▶ [What you have to do]
From the entries below, pull out each line where "DRIVERS" appears.

▶ [Extracted entries]

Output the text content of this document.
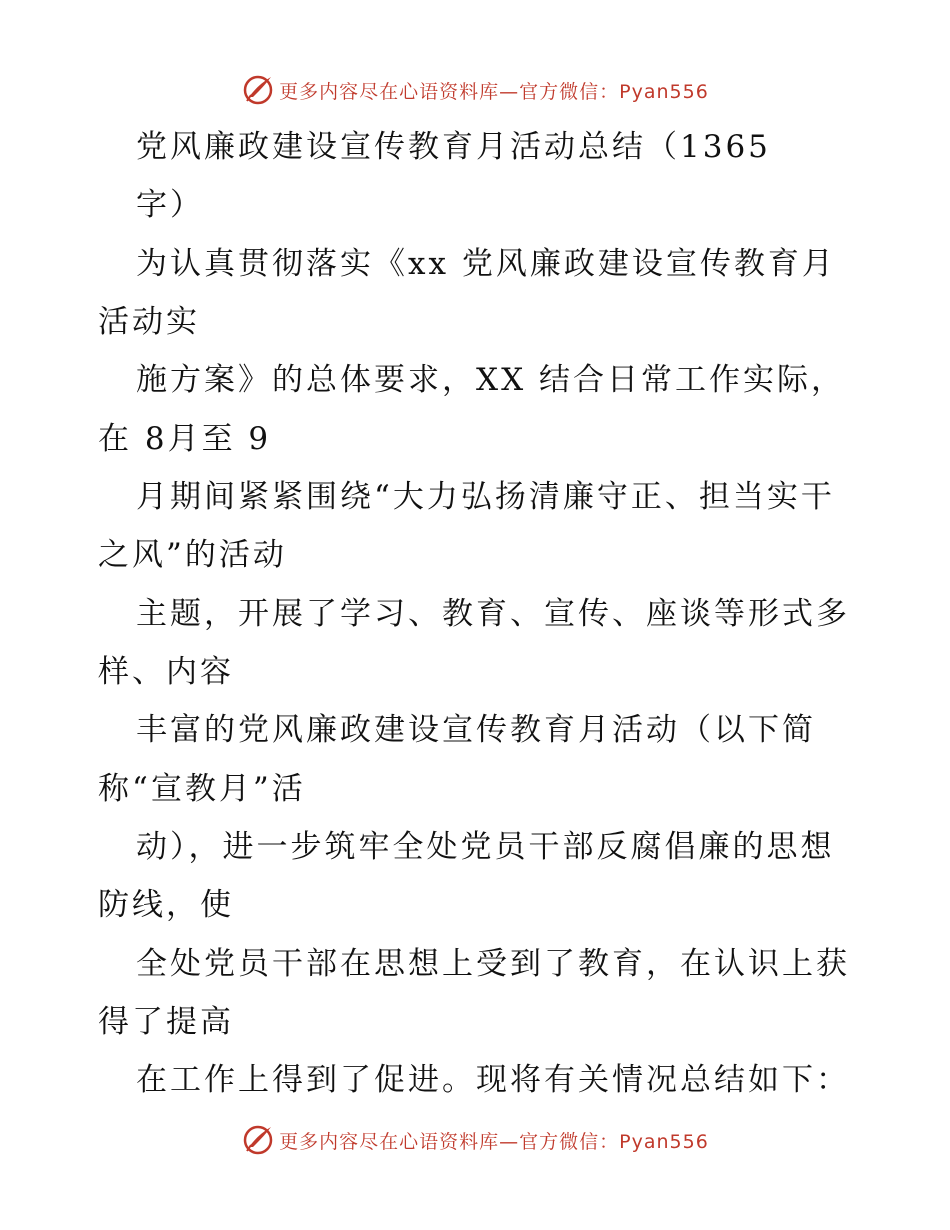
更多内容尽在心语资料库—官方微信：Pyan556
党风廉政建设宣传教育月活动总结（1365
字）
为认真贯彻落实《xx 党风廉政建设宣传教育月
活动实
施方案》的总体要求，XX 结合日常工作实际，
在 8月至 9
月期间紧紧围绕“大力弘扬清廉守正、担当实干
之风”的活动
主题，开展了学习、教育、宣传、座谈等形式多
样、内容
丰富的党风廉政建设宣传教育月活动（以下简
称“宣教月”活
动），进一步筑牢全处党员干部反腐倡廉的思想
防线，使
全处党员干部在思想上受到了教育，在认识上获
得了提高
在工作上得到了促进。现将有关情况总结如下：
更多内容尽在心语资料库—官方微信：Pyan556
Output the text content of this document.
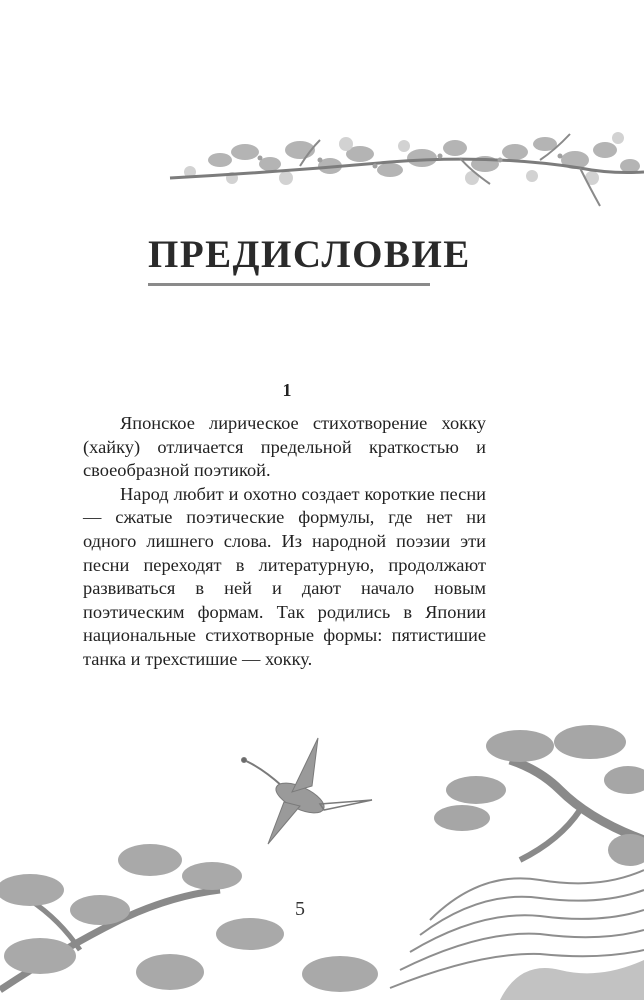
ПРЕДИСЛОВИЕ

1

Японское лирическое стихотворение хокку (хайку) отличается предельной краткостью и своеобразной поэтикой.

Народ любит и охотно создает короткие песни — сжатые поэтические формулы, где нет ни одного лишнего слова. Из народной поэзии эти песни переходят в литературную, продолжают развиваться в ней и дают начало новым поэтическим формам. Так родились в Японии национальные стихотворные формы: пятистишие танка и трехстишие — хокку.

5
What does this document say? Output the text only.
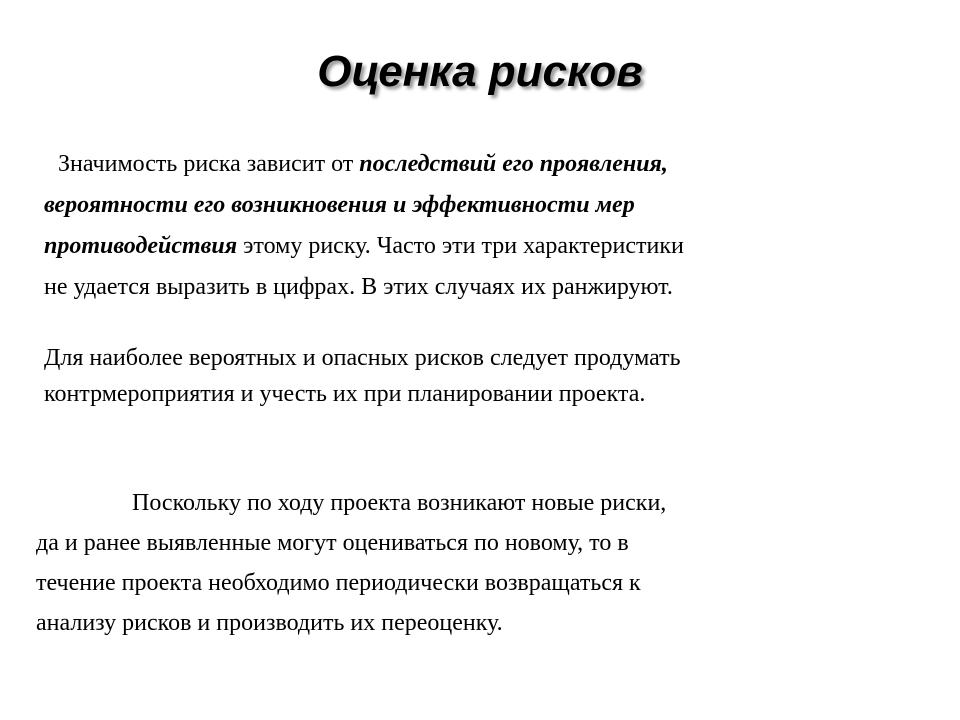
Оценка рисков
Значимость риска зависит от последствий его проявления,
вероятности его возникновения и эффективности мер
противодействия этому риску. Часто эти три характеристики
не удается выразить в цифрах. В этих случаях их ранжируют.
Для наиболее вероятных и опасных рисков следует продумать
контрмероприятия и учесть их при планировании проекта.
Поскольку по ходу проекта возникают новые риски,
да и ранее выявленные могут оцениваться по новому, то в
течение проекта необходимо периодически возвращаться к
анализу рисков и производить их переоценку.
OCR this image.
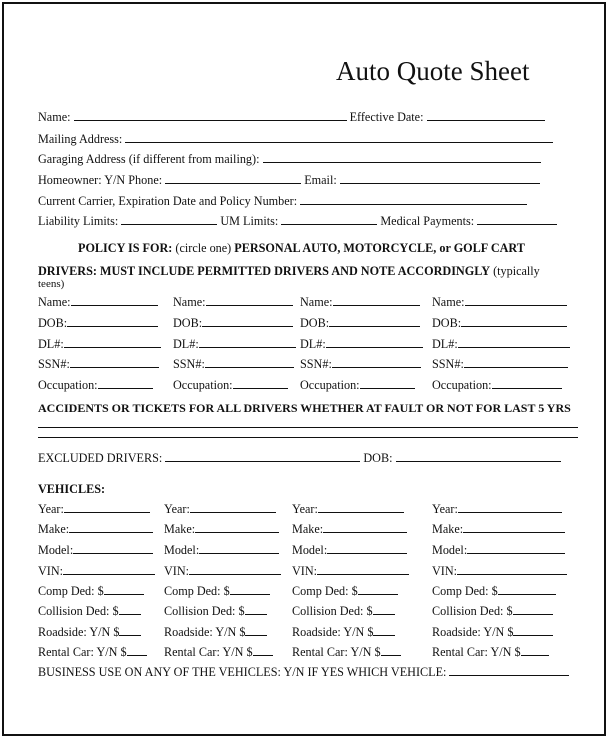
Auto Quote Sheet
Name:	Effective Date:
Mailing Address:
Garaging Address (if different from mailing):
Homeowner: Y/N Phone:	Email:
Current Carrier, Expiration Date and Policy Number:
Liability Limits:	UM Limits:	Medical Payments:
POLICY IS FOR: (circle one) PERSONAL AUTO, MOTORCYCLE, or GOLF CART
DRIVERS: MUST INCLUDE PERMITTED DRIVERS AND NOTE ACCORDINGLY (typically
teens)
Name:	Name:	Name:	Name:
DOB:	DOB:	DOB:	DOB:
DL#:	DL#:	DL#:	DL#:
SSN#:	SSN#:	SSN#:	SSN#:
Occupation:	Occupation:	Occupation:	Occupation:
ACCIDENTS OR TICKETS FOR ALL DRIVERS WHETHER AT FAULT OR NOT FOR LAST 5 YRS
EXCLUDED DRIVERS:	DOB:
VEHICLES:
Year:	Year:	Year:	Year:
Make:	Make:	Make:	Make:
Model:	Model:	Model:	Model:
VIN:	VIN:	VIN:	VIN:
Comp Ded: $	Comp Ded: $	Comp Ded: $	Comp Ded: $
Collision Ded: $	Collision Ded: $	Collision Ded: $	Collision Ded: $
Roadside: Y/N $	Roadside: Y/N $	Roadside: Y/N $	Roadside: Y/N $
Rental Car: Y/N $	Rental Car: Y/N $	Rental Car: Y/N $	Rental Car: Y/N $
BUSINESS USE ON ANY OF THE VEHICLES: Y/N IF YES WHICH VEHICLE:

▶ [Response below]
DRIVERS: MUST INCLUDE PERMITTED DRIVERS AND NOTE ACCORDINGLY (typically
ACCIDENTS OR TICKETS FOR ALL DRIVERS WHETHER AT FAULT OR NOT FOR LAST 5 YRS
EXCLUDED DRIVERS:	DOB:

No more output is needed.